[Records from a data collection]

* BEGIN *

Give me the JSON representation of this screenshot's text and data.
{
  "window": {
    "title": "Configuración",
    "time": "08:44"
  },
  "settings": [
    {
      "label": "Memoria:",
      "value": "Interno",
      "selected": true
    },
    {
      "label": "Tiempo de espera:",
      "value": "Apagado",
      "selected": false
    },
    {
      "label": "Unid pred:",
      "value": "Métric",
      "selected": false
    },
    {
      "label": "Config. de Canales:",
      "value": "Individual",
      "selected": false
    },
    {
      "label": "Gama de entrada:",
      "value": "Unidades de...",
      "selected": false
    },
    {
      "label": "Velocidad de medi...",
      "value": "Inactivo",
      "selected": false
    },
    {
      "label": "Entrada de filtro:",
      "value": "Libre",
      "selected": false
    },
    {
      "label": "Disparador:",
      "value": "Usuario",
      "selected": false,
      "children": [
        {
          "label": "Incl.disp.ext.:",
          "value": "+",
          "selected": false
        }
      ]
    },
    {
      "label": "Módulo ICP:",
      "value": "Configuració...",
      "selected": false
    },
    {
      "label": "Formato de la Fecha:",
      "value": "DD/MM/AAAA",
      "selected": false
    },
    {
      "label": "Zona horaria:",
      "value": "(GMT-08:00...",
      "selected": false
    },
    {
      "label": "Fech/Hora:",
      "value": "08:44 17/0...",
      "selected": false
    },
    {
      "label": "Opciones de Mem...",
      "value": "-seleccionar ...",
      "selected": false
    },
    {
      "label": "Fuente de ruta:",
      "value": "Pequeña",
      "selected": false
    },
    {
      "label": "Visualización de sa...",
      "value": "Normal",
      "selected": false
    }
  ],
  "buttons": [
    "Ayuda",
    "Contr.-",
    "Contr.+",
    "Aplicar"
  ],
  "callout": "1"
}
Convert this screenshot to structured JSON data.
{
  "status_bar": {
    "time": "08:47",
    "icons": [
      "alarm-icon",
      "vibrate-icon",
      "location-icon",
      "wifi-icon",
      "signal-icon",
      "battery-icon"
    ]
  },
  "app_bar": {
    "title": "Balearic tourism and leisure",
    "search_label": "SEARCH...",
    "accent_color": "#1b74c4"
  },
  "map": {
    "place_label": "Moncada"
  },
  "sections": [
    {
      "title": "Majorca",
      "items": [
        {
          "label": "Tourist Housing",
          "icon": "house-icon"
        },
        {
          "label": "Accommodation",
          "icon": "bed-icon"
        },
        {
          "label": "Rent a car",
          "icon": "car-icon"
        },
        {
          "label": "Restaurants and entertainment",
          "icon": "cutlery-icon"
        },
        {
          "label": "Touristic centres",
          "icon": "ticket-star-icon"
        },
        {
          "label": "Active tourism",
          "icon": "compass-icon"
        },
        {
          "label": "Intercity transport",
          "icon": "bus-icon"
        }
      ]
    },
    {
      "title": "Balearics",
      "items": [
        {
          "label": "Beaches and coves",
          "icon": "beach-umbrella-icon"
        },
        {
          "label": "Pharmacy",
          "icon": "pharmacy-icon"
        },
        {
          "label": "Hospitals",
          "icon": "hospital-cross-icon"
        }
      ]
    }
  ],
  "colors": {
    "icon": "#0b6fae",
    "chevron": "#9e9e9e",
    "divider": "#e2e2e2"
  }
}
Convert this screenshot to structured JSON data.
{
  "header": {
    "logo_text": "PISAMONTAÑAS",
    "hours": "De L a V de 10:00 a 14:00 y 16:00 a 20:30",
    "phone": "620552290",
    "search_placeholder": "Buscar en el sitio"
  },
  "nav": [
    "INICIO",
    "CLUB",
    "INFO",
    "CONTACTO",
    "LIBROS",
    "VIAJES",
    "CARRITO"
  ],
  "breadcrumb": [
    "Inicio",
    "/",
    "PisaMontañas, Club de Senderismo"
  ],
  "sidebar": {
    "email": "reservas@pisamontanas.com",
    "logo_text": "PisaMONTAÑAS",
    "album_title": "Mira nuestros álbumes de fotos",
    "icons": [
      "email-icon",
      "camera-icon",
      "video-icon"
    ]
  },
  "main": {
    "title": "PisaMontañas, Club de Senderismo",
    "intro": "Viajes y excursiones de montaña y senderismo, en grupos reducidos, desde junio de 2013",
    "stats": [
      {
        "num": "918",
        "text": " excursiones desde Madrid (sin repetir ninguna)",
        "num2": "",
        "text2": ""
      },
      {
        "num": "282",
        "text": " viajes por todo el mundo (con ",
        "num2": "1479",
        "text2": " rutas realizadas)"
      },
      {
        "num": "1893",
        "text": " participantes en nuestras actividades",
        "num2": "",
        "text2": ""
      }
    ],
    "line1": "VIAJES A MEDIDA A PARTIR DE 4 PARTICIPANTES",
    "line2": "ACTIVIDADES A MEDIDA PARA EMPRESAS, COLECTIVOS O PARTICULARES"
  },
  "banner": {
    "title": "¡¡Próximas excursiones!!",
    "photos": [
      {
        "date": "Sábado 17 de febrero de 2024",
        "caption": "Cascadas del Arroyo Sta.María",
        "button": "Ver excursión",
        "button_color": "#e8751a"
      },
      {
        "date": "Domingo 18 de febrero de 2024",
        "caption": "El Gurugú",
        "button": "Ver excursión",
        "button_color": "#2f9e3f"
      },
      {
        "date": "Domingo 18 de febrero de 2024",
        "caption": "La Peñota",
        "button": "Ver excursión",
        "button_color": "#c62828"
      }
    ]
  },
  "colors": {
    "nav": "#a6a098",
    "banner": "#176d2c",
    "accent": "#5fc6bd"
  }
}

* END *

STATED TASK:
Repeat every line of the data, exactly and in full.

FULL RESPONSE:
Give me the JSON representation of this screenshot's text and data.
{
  "window": {
    "title": "Configuración",
    "time": "08:44"
  },
  "settings": [
    {
      "label": "Memoria:",
      "value": "Interno",
      "selected": true
    },
    {
      "label": "Tiempo de espera:",
      "value": "Apagado",
      "selected": false
    },
    {
      "label": "Unid pred:",
      "value": "Métric",
      "selected": false
    },
    {
      "label": "Config. de Canales:",
      "value": "Individual",
      "selected": false
    },
    {
      "label": "Gama de entrada:",
      "value": "Unidades de...",
      "selected": false
    },
    {
      "label": "Velocidad de medi...",
      "value": "Inactivo",
      "selected": false
    },
    {
      "label": "Entrada de filtro:",
      "value": "Libre",
      "selected": false
    },
    {
      "label": "Disparador:",
      "value": "Usuario",
      "selected": false,
      "children": [
        {
          "label": "Incl.disp.ext.:",
          "value": "+",
          "selected": false
        }
      ]
    },
    {
      "label": "Módulo ICP:",
      "value": "Configuració...",
      "selected": false
    },
    {
      "label": "Formato de la Fecha:",
      "value": "DD/MM/AAAA",
      "selected": false
    },
    {
      "label": "Zona horaria:",
      "value": "(GMT-08:00...",
      "selected": false
    },
    {
      "label": "Fech/Hora:",
      "value": "08:44 17/0...",
      "selected": false
    },
    {
      "label": "Opciones de Mem...",
      "value": "-seleccionar ...",
      "selected": false
    },
    {
      "label": "Fuente de ruta:",
      "value": "Pequeña",
      "selected": false
    },
    {
      "label": "Visualización de sa...",
      "value": "Normal",
      "selected": false
    }
  ],
  "buttons": [
    "Ayuda",
    "Contr.-",
    "Contr.+",
    "Aplicar"
  ],
  "callout": "1"
}
Convert this screenshot to structured JSON data.
{
  "status_bar": {
    "time": "08:47",
    "icons": [
      "alarm-icon",
      "vibrate-icon",
      "location-icon",
      "wifi-icon",
      "signal-icon",
      "battery-icon"
    ]
  },
  "app_bar": {
    "title": "Balearic tourism and leisure",
    "search_label": "SEARCH...",
    "accent_color": "#1b74c4"
  },
  "map": {
    "place_label": "Moncada"
  },
  "sections": [
    {
      "title": "Majorca",
      "items": [
        {
          "label": "Tourist Housing",
          "icon": "house-icon"
        },
        {
          "label": "Accommodation",
          "icon": "bed-icon"
        },
        {
          "label": "Rent a car",
          "icon": "car-icon"
        },
        {
          "label": "Restaurants and entertainment",
          "icon": "cutlery-icon"
        },
        {
          "label": "Touristic centres",
          "icon": "ticket-star-icon"
        },
        {
          "label": "Active tourism",
          "icon": "compass-icon"
        },
        {
          "label": "Intercity transport",
          "icon": "bus-icon"
        }
      ]
    },
    {
      "title": "Balearics",
      "items": [
        {
          "label": "Beaches and coves",
          "icon": "beach-umbrella-icon"
        },
        {
          "label": "Pharmacy",
          "icon": "pharmacy-icon"
        },
        {
          "label": "Hospitals",
          "icon": "hospital-cross-icon"
        }
      ]
    }
  ],
  "colors": {
    "icon": "#0b6fae",
    "chevron": "#9e9e9e",
    "divider": "#e2e2e2"
  }
}
Convert this screenshot to structured JSON data.
{
  "header": {
    "logo_text": "PISAMONTAÑAS",
    "hours": "De L a V de 10:00 a 14:00 y 16:00 a 20:30",
    "phone": "620552290",
    "search_placeholder": "Buscar en el sitio"
  },
  "nav": [
    "INICIO",
    "CLUB",
    "INFO",
    "CONTACTO",
    "LIBROS",
    "VIAJES",
    "CARRITO"
  ],
  "breadcrumb": [
    "Inicio",
    "/",
    "PisaMontañas, Club de Senderismo"
  ],
  "sidebar": {
    "email": "reservas@pisamontanas.com",
    "logo_text": "PisaMONTAÑAS",
    "album_title": "Mira nuestros álbumes de fotos",
    "icons": [
      "email-icon",
      "camera-icon",
      "video-icon"
    ]
  },
  "main": {
    "title": "PisaMontañas, Club de Senderismo",
    "intro": "Viajes y excursiones de montaña y senderismo, en grupos reducidos, desde junio de 2013",
    "stats": [
      {
        "num": "918",
        "text": " excursiones desde Madrid (sin repetir ninguna)",
        "num2": "",
        "text2": ""
      },
      {
        "num": "282",
        "text": " viajes por todo el mundo (con ",
        "num2": "1479",
        "text2": " rutas realizadas)"
      },
      {
        "num": "1893",
        "text": " participantes en nuestras actividades",
        "num2": "",
        "text2": ""
      }
    ],
    "line1": "VIAJES A MEDIDA A PARTIR DE 4 PARTICIPANTES",
    "line2": "ACTIVIDADES A MEDIDA PARA EMPRESAS, COLECTIVOS O PARTICULARES"
  },
  "banner": {
    "title": "¡¡Próximas excursiones!!",
    "photos": [
      {
        "date": "Sábado 17 de febrero de 2024",
        "caption": "Cascadas del Arroyo Sta.María",
        "button": "Ver excursión",
        "button_color": "#e8751a"
      },
      {
        "date": "Domingo 18 de febrero de 2024",
        "caption": "El Gurugú",
        "button": "Ver excursión",
        "button_color": "#2f9e3f"
      },
      {
        "date": "Domingo 18 de febrero de 2024",
        "caption": "La Peñota",
        "button": "Ver excursión",
        "button_color": "#c62828"
      }
    ]
  },
  "colors": {
    "nav": "#a6a098",
    "banner": "#176d2c",
    "accent": "#5fc6bd"
  }
}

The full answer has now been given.